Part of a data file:
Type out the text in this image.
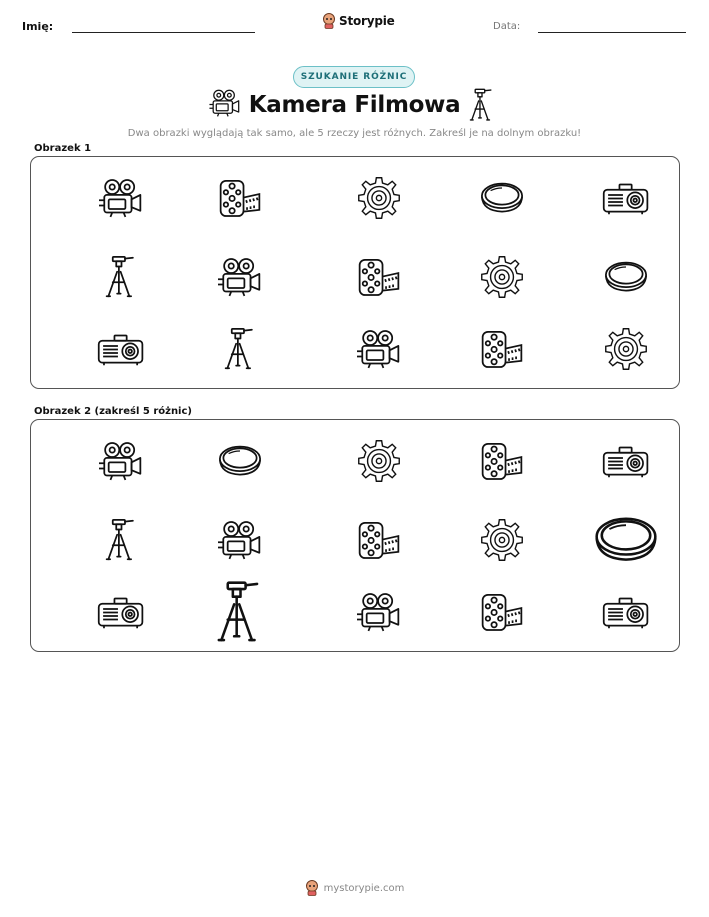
Imię:	Storypie	Data:
SZUKANIE RÓŻNIC
Kamera Filmowa
Dwa obrazki wyglądają tak samo, ale 5 rzeczy jest różnych. Zakreśl je na dolnym obrazku!
Obrazek 1
Obrazek 2 (zakreśl 5 różnic)
mystorypie.com
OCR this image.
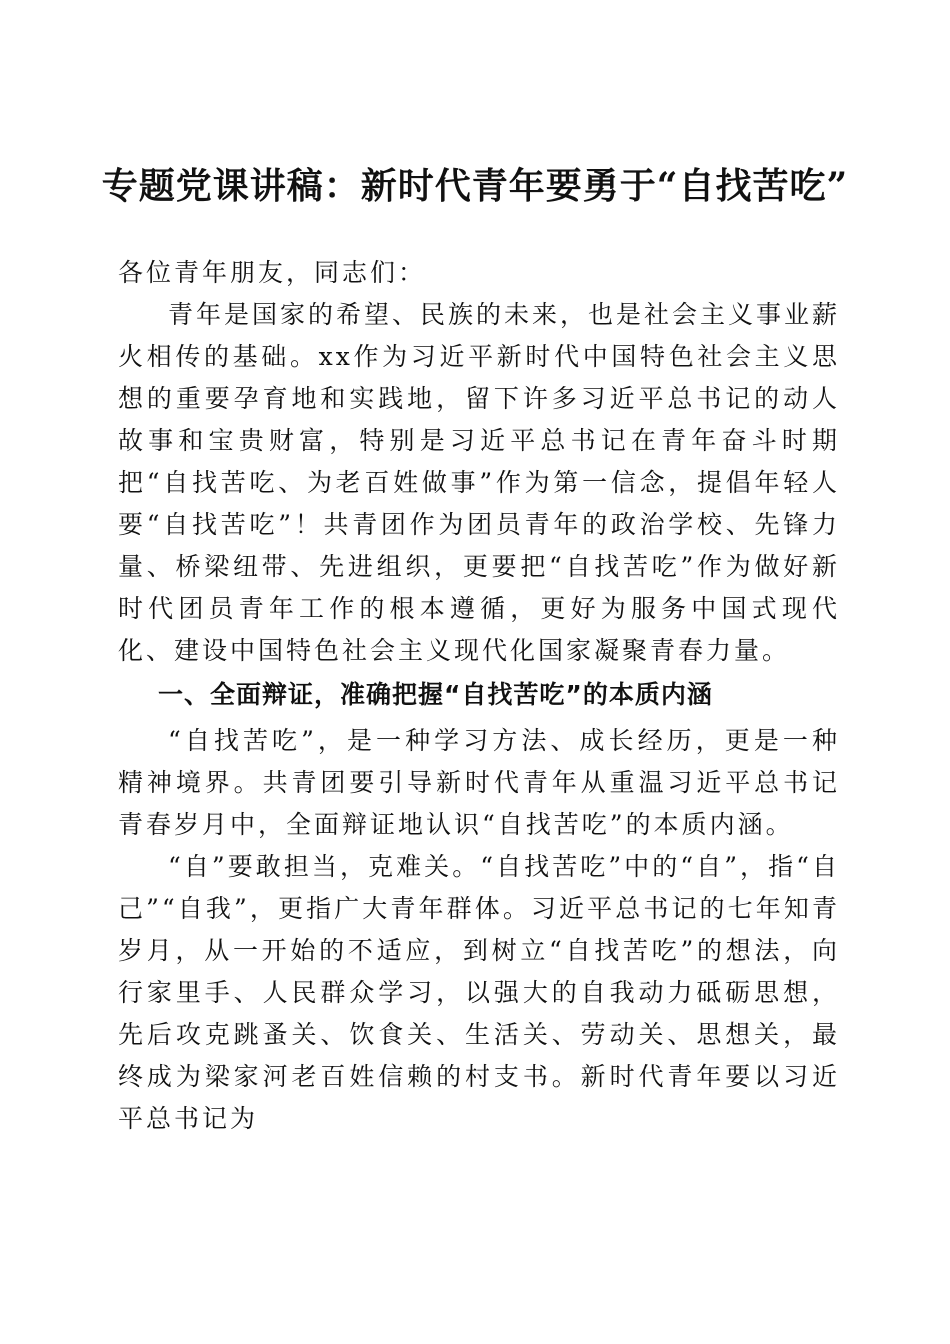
专题党课讲稿：新时代青年要勇于“自找苦吃”

各位青年朋友，同志们：

青年是国家的希望、民族的未来，也是社会主义事业薪火相传的基础。xx作为习近平新时代中国特色社会主义思想的重要孕育地和实践地，留下许多习近平总书记的动人故事和宝贵财富，特别是习近平总书记在青年奋斗时期把“自找苦吃、为老百姓做事”作为第一信念，提倡年轻人要“自找苦吃”！共青团作为团员青年的政治学校、先锋力量、桥梁纽带、先进组织，更要把“自找苦吃”作为做好新时代团员青年工作的根本遵循，更好为服务中国式现代化、建设中国特色社会主义现代化国家凝聚青春力量。

一、全面辩证，准确把握“自找苦吃”的本质内涵

“自找苦吃”，是一种学习方法、成长经历，更是一种精神境界。共青团要引导新时代青年从重温习近平总书记青春岁月中，全面辩证地认识“自找苦吃”的本质内涵。

“自”要敢担当，克难关。“自找苦吃”中的“自”，指“自己”“自我”，更指广大青年群体。习近平总书记的七年知青岁月，从一开始的不适应，到树立“自找苦吃”的想法，向行家里手、人民群众学习，以强大的自我动力砥砺思想，先后攻克跳蚤关、饮食关、生活关、劳动关、思想关，最终成为梁家河老百姓信赖的村支书。新时代青年要以习近平总书记为
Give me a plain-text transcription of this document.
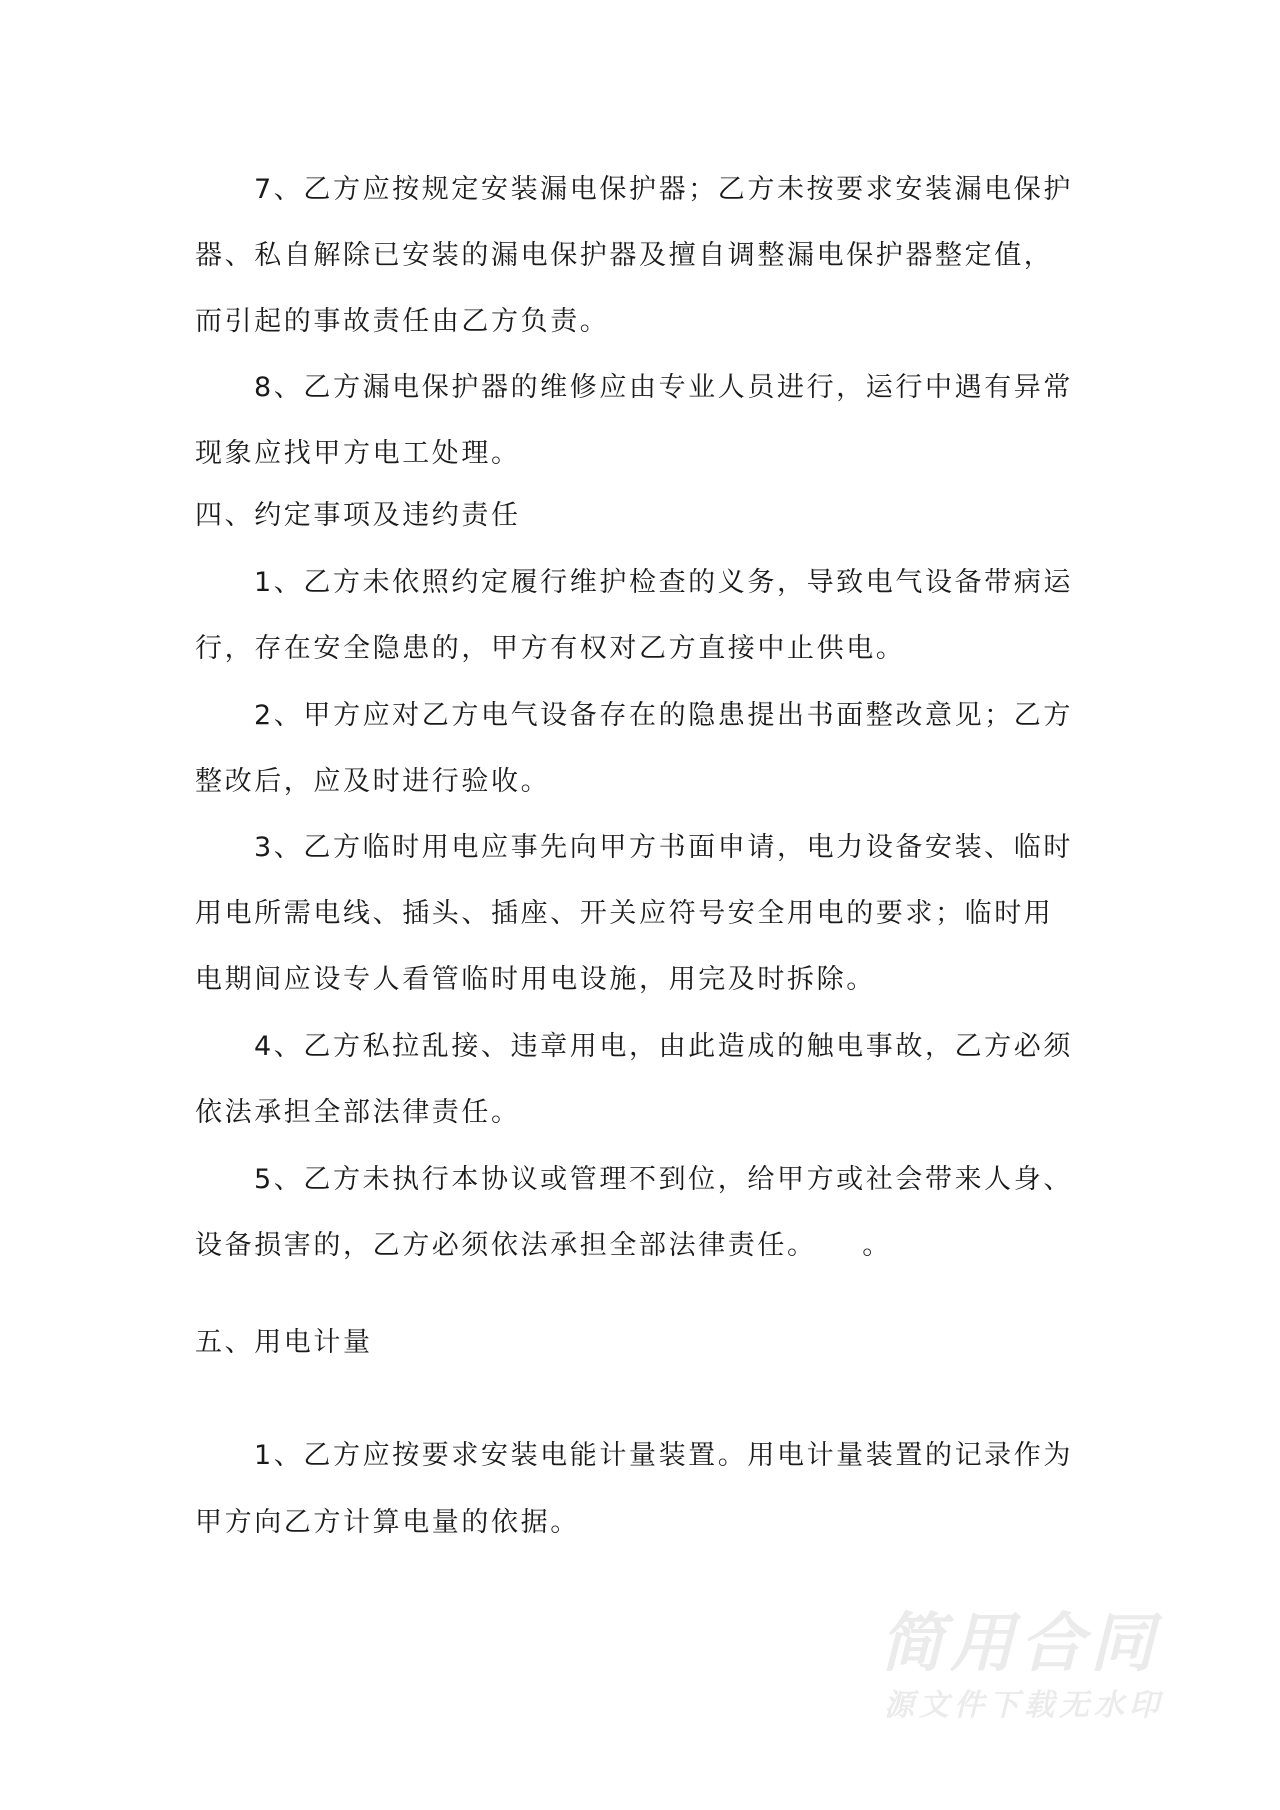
7、乙方应按规定安装漏电保护器；乙方未按要求安装漏电保护
器、私自解除已安装的漏电保护器及擅自调整漏电保护器整定值，
而引起的事故责任由乙方负责。
8、乙方漏电保护器的维修应由专业人员进行，运行中遇有异常
现象应找甲方电工处理。
四、约定事项及违约责任
1、乙方未依照约定履行维护检查的义务，导致电气设备带病运
行，存在安全隐患的，甲方有权对乙方直接中止供电。
2、甲方应对乙方电气设备存在的隐患提出书面整改意见；乙方
整改后，应及时进行验收。
3、乙方临时用电应事先向甲方书面申请，电力设备安装、临时
用电所需电线、插头、插座、开关应符号安全用电的要求；临时用
电期间应设专人看管临时用电设施，用完及时拆除。
4、乙方私拉乱接、违章用电，由此造成的触电事故，乙方必须
依法承担全部法律责任。
5、乙方未执行本协议或管理不到位，给甲方或社会带来人身、
设备损害的，乙方必须依法承担全部法律责任。　　。
五、用电计量
1、乙方应按要求安装电能计量装置。用电计量装置的记录作为
甲方向乙方计算电量的依据。
简用合同
源文件下载无水印
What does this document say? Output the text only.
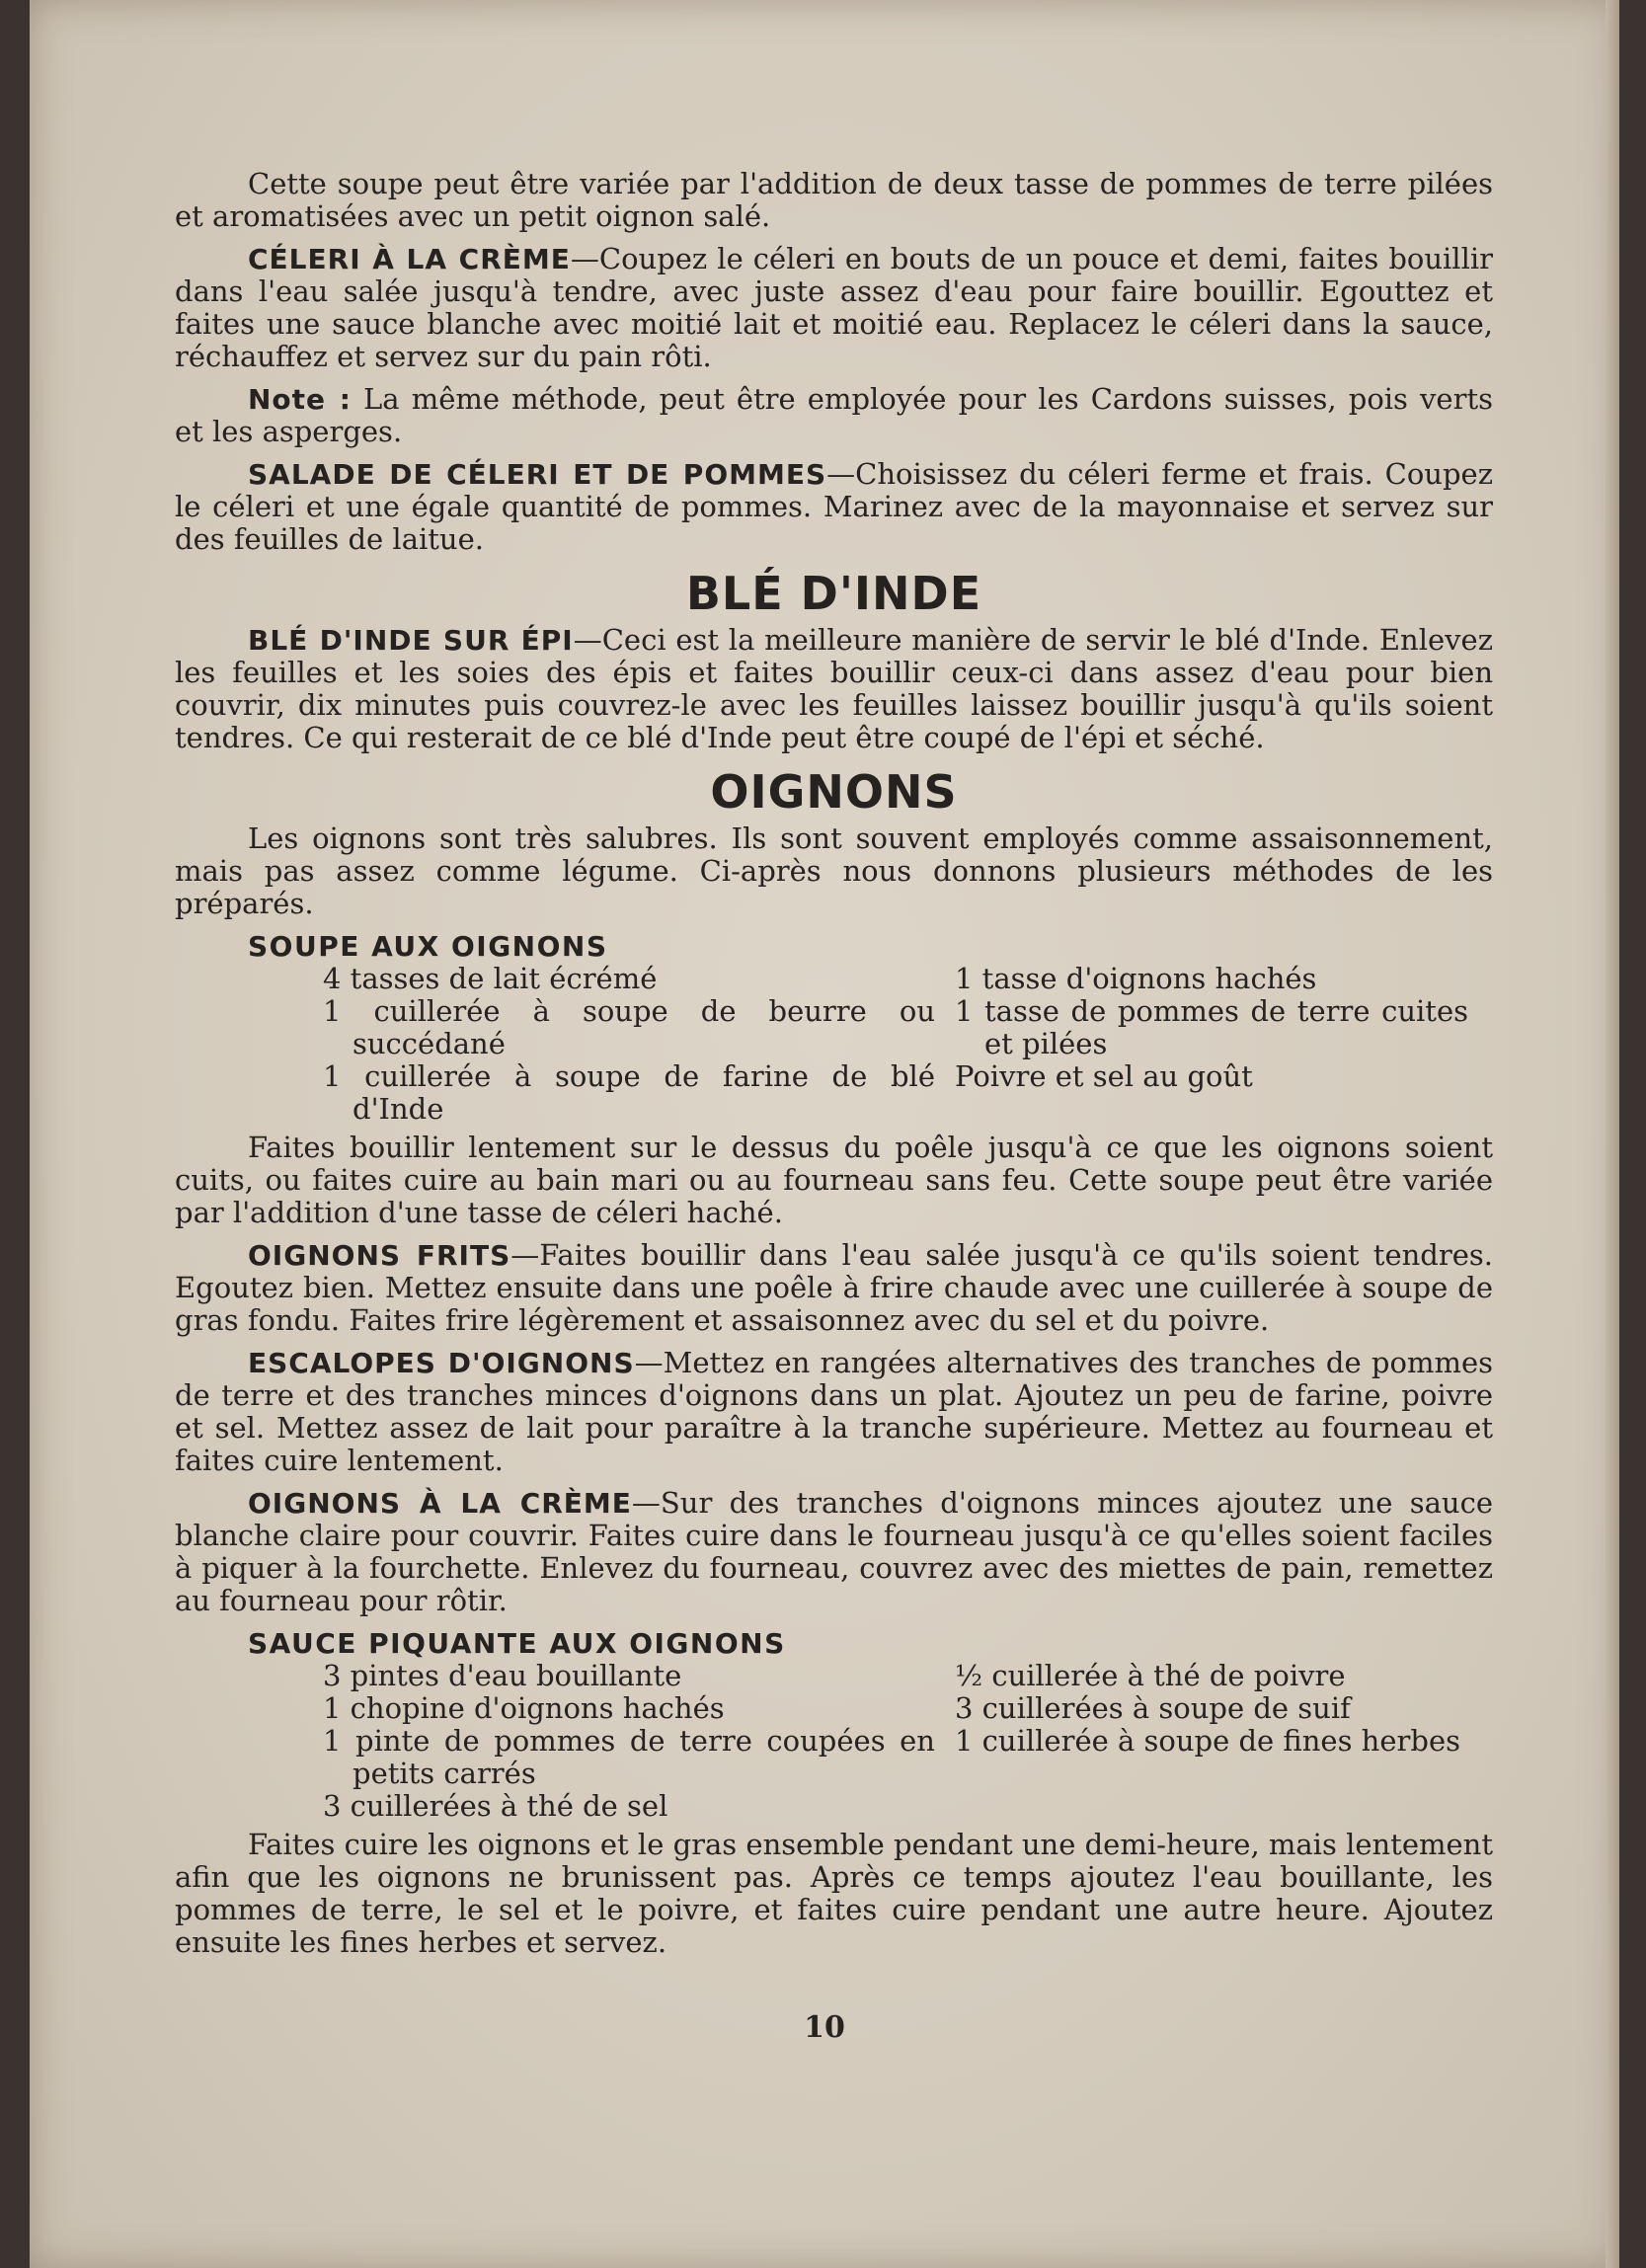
Cette soupe peut être variée par l'addition de deux tasse de pommes de terre pilées et aromatisées avec un petit oignon salé.

CÉLERI À LA CRÈME—Coupez le céleri en bouts de un pouce et demi, faites bouillir dans l'eau salée jusqu'à tendre, avec juste assez d'eau pour faire bouillir. Egouttez et faites une sauce blanche avec moitié lait et moitié eau. Replacez le céleri dans la sauce, réchauffez et servez sur du pain rôti.

Note : La même méthode, peut être employée pour les Cardons suisses, pois verts et les asperges.

SALADE DE CÉLERI ET DE POMMES—Choisissez du céleri ferme et frais. Coupez le céleri et une égale quantité de pommes. Marinez avec de la mayonnaise et servez sur des feuilles de laitue.

BLÉ D'INDE

BLÉ D'INDE SUR ÉPI—Ceci est la meilleure manière de servir le blé d'Inde. Enlevez les feuilles et les soies des épis et faites bouillir ceux-ci dans assez d'eau pour bien couvrir, dix minutes puis couvrez-le avec les feuilles laissez bouillir jusqu'à qu'ils soient tendres. Ce qui resterait de ce blé d'Inde peut être coupé de l'épi et séché.

OIGNONS

Les oignons sont très salubres. Ils sont souvent employés comme assaisonnement, mais pas assez comme légume. Ci-après nous donnons plusieurs méthodes de les préparés.

SOUPE AUX OIGNONS

4 tasses de lait écrémé

1 cuillerée à soupe de beurre ou succédané

1 cuillerée à soupe de farine de blé d'Inde

1 tasse d'oignons hachés

1 tasse de pommes de terre cuites et pilées

Poivre et sel au goût

Faites bouillir lentement sur le dessus du poêle jusqu'à ce que les oignons soient cuits, ou faites cuire au bain mari ou au fourneau sans feu. Cette soupe peut être variée par l'addition d'une tasse de céleri haché.

OIGNONS FRITS—Faites bouillir dans l'eau salée jusqu'à ce qu'ils soient tendres. Egoutez bien. Mettez ensuite dans une poêle à frire chaude avec une cuillerée à soupe de gras fondu. Faites frire légèrement et assaisonnez avec du sel et du poivre.

ESCALOPES D'OIGNONS—Mettez en rangées alternatives des tranches de pommes de terre et des tranches minces d'oignons dans un plat. Ajoutez un peu de farine, poivre et sel. Mettez assez de lait pour paraître à la tranche supérieure. Mettez au fourneau et faites cuire lentement.

OIGNONS À LA CRÈME—Sur des tranches d'oignons minces ajoutez une sauce blanche claire pour couvrir. Faites cuire dans le fourneau jusqu'à ce qu'elles soient faciles à piquer à la fourchette. Enlevez du fourneau, couvrez avec des miettes de pain, remettez au fourneau pour rôtir.

SAUCE PIQUANTE AUX OIGNONS

3 pintes d'eau bouillante

1 chopine d'oignons hachés

1 pinte de pommes de terre coupées en petits carrés

3 cuillerées à thé de sel

½ cuillerée à thé de poivre

3 cuillerées à soupe de suif

1 cuillerée à soupe de fines herbes

Faites cuire les oignons et le gras ensemble pendant une demi-heure, mais lentement afin que les oignons ne brunissent pas. Après ce temps ajoutez l'eau bouillante, les pommes de terre, le sel et le poivre, et faites cuire pendant une autre heure. Ajoutez ensuite les fines herbes et servez.

10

What to work on => Looking at the listing above, how many of its lines contain the string "minces"? Give the number alone.

Solution below => 2